- **What you will do**:
Quote all of the entries word for word.
— Start —
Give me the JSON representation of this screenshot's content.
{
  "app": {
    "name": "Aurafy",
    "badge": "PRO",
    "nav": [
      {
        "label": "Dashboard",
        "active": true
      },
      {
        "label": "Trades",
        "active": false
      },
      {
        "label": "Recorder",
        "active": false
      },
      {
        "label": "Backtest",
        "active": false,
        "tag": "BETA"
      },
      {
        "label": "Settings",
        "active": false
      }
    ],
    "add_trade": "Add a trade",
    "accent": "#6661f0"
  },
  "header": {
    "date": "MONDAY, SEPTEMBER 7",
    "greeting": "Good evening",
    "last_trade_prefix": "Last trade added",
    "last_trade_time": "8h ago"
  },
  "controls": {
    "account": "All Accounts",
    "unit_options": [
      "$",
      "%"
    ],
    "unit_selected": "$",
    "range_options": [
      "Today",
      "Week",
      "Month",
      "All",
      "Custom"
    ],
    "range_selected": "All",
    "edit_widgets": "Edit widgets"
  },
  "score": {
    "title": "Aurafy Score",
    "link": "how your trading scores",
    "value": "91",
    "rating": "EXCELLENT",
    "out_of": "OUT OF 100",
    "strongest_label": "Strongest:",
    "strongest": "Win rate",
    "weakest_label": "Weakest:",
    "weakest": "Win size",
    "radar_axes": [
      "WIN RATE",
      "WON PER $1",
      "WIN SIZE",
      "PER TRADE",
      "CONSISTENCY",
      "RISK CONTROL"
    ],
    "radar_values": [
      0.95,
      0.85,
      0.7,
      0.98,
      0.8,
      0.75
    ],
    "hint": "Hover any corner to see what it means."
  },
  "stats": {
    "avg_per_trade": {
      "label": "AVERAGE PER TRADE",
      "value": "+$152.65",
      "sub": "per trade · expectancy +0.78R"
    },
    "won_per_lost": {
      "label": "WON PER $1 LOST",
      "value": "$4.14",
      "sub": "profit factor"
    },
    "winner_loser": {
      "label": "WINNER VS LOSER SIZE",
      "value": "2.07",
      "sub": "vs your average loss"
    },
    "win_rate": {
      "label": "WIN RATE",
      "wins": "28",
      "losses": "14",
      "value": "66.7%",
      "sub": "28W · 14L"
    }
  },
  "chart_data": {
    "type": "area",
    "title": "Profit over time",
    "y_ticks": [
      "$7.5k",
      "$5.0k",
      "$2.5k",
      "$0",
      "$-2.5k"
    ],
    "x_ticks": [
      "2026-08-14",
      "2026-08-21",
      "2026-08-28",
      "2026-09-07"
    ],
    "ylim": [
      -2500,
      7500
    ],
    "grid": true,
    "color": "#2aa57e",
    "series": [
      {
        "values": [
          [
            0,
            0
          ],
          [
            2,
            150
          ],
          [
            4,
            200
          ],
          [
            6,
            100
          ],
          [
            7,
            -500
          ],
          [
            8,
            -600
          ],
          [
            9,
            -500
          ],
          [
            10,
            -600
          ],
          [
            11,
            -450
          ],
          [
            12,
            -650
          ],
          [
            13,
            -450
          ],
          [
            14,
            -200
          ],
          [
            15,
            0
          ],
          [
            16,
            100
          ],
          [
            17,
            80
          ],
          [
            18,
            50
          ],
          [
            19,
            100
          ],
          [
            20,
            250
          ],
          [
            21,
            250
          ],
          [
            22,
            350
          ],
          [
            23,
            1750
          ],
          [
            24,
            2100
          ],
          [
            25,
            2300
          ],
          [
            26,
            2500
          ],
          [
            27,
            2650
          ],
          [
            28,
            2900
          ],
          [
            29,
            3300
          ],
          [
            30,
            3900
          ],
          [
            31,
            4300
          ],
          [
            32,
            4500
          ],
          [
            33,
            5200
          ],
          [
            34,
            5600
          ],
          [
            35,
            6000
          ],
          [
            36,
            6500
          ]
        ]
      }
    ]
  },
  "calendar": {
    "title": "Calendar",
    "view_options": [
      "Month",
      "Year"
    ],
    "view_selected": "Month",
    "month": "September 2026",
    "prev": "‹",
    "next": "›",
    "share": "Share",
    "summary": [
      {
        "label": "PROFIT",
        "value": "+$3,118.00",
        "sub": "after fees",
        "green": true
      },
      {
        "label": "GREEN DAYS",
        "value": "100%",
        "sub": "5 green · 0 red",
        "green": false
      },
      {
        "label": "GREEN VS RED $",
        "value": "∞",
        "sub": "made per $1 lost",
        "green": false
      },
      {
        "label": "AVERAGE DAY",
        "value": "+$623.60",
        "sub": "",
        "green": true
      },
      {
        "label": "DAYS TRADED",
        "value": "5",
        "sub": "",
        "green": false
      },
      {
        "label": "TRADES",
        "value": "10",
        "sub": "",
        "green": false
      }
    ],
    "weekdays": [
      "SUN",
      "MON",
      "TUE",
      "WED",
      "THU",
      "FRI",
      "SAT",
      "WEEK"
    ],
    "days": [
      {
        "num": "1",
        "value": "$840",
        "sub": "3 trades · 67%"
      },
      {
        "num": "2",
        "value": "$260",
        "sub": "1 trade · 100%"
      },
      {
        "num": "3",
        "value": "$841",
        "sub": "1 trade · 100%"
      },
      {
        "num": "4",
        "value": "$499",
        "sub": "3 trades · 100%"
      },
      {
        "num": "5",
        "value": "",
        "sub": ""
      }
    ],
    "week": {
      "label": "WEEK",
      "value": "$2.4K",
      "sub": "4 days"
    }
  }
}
— End —
- **Exercise solution**:
Give me the JSON representation of this screenshot's content.
{
  "app": {
    "name": "Aurafy",
    "badge": "PRO",
    "nav": [
      {
        "label": "Dashboard",
        "active": true
      },
      {
        "label": "Trades",
        "active": false
      },
      {
        "label": "Recorder",
        "active": false
      },
      {
        "label": "Backtest",
        "active": false,
        "tag": "BETA"
      },
      {
        "label": "Settings",
        "active": false
      }
    ],
    "add_trade": "Add a trade",
    "accent": "#6661f0"
  },
  "header": {
    "date": "MONDAY, SEPTEMBER 7",
    "greeting": "Good evening",
    "last_trade_prefix": "Last trade added",
    "last_trade_time": "8h ago"
  },
  "controls": {
    "account": "All Accounts",
    "unit_options": [
      "$",
      "%"
    ],
    "unit_selected": "$",
    "range_options": [
      "Today",
      "Week",
      "Month",
      "All",
      "Custom"
    ],
    "range_selected": "All",
    "edit_widgets": "Edit widgets"
  },
  "score": {
    "title": "Aurafy Score",
    "link": "how your trading scores",
    "value": "91",
    "rating": "EXCELLENT",
    "out_of": "OUT OF 100",
    "strongest_label": "Strongest:",
    "strongest": "Win rate",
    "weakest_label": "Weakest:",
    "weakest": "Win size",
    "radar_axes": [
      "WIN RATE",
      "WON PER $1",
      "WIN SIZE",
      "PER TRADE",
      "CONSISTENCY",
      "RISK CONTROL"
    ],
    "radar_values": [
      0.95,
      0.85,
      0.7,
      0.98,
      0.8,
      0.75
    ],
    "hint": "Hover any corner to see what it means."
  },
  "stats": {
    "avg_per_trade": {
      "label": "AVERAGE PER TRADE",
      "value": "+$152.65",
      "sub": "per trade · expectancy +0.78R"
    },
    "won_per_lost": {
      "label": "WON PER $1 LOST",
      "value": "$4.14",
      "sub": "profit factor"
    },
    "winner_loser": {
      "label": "WINNER VS LOSER SIZE",
      "value": "2.07",
      "sub": "vs your average loss"
    },
    "win_rate": {
      "label": "WIN RATE",
      "wins": "28",
      "losses": "14",
      "value": "66.7%",
      "sub": "28W · 14L"
    }
  },
  "chart_data": {
    "type": "area",
    "title": "Profit over time",
    "y_ticks": [
      "$7.5k",
      "$5.0k",
      "$2.5k",
      "$0",
      "$-2.5k"
    ],
    "x_ticks": [
      "2026-08-14",
      "2026-08-21",
      "2026-08-28",
      "2026-09-07"
    ],
    "ylim": [
      -2500,
      7500
    ],
    "grid": true,
    "color": "#2aa57e",
    "series": [
      {
        "values": [
          [
            0,
            0
          ],
          [
            2,
            150
          ],
          [
            4,
            200
          ],
          [
            6,
            100
          ],
          [
            7,
            -500
          ],
          [
            8,
            -600
          ],
          [
            9,
            -500
          ],
          [
            10,
            -600
          ],
          [
            11,
            -450
          ],
          [
            12,
            -650
          ],
          [
            13,
            -450
          ],
          [
            14,
            -200
          ],
          [
            15,
            0
          ],
          [
            16,
            100
          ],
          [
            17,
            80
          ],
          [
            18,
            50
          ],
          [
            19,
            100
          ],
          [
            20,
            250
          ],
          [
            21,
            250
          ],
          [
            22,
            350
          ],
          [
            23,
            1750
          ],
          [
            24,
            2100
          ],
          [
            25,
            2300
          ],
          [
            26,
            2500
          ],
          [
            27,
            2650
          ],
          [
            28,
            2900
          ],
          [
            29,
            3300
          ],
          [
            30,
            3900
          ],
          [
            31,
            4300
          ],
          [
            32,
            4500
          ],
          [
            33,
            5200
          ],
          [
            34,
            5600
          ],
          [
            35,
            6000
          ],
          [
            36,
            6500
          ]
        ]
      }
    ]
  },
  "calendar": {
    "title": "Calendar",
    "view_options": [
      "Month",
      "Year"
    ],
    "view_selected": "Month",
    "month": "September 2026",
    "prev": "‹",
    "next": "›",
    "share": "Share",
    "summary": [
      {
        "label": "PROFIT",
        "value": "+$3,118.00",
        "sub": "after fees",
        "green": true
      },
      {
        "label": "GREEN DAYS",
        "value": "100%",
        "sub": "5 green · 0 red",
        "green": false
      },
      {
        "label": "GREEN VS RED $",
        "value": "∞",
        "sub": "made per $1 lost",
        "green": false
      },
      {
        "label": "AVERAGE DAY",
        "value": "+$623.60",
        "sub": "",
        "green": true
      },
      {
        "label": "DAYS TRADED",
        "value": "5",
        "sub": "",
        "green": false
      },
      {
        "label": "TRADES",
        "value": "10",
        "sub": "",
        "green": false
      }
    ],
    "weekdays": [
      "SUN",
      "MON",
      "TUE",
      "WED",
      "THU",
      "FRI",
      "SAT",
      "WEEK"
    ],
    "days": [
      {
        "num": "1",
        "value": "$840",
        "sub": "3 trades · 67%"
      },
      {
        "num": "2",
        "value": "$260",
        "sub": "1 trade · 100%"
      },
      {
        "num": "3",
        "value": "$841",
        "sub": "1 trade · 100%"
      },
      {
        "num": "4",
        "value": "$499",
        "sub": "3 trades · 100%"
      },
      {
        "num": "5",
        "value": "",
        "sub": ""
      }
    ],
    "week": {
      "label": "WEEK",
      "value": "$2.4K",
      "sub": "4 days"
    }
  }
}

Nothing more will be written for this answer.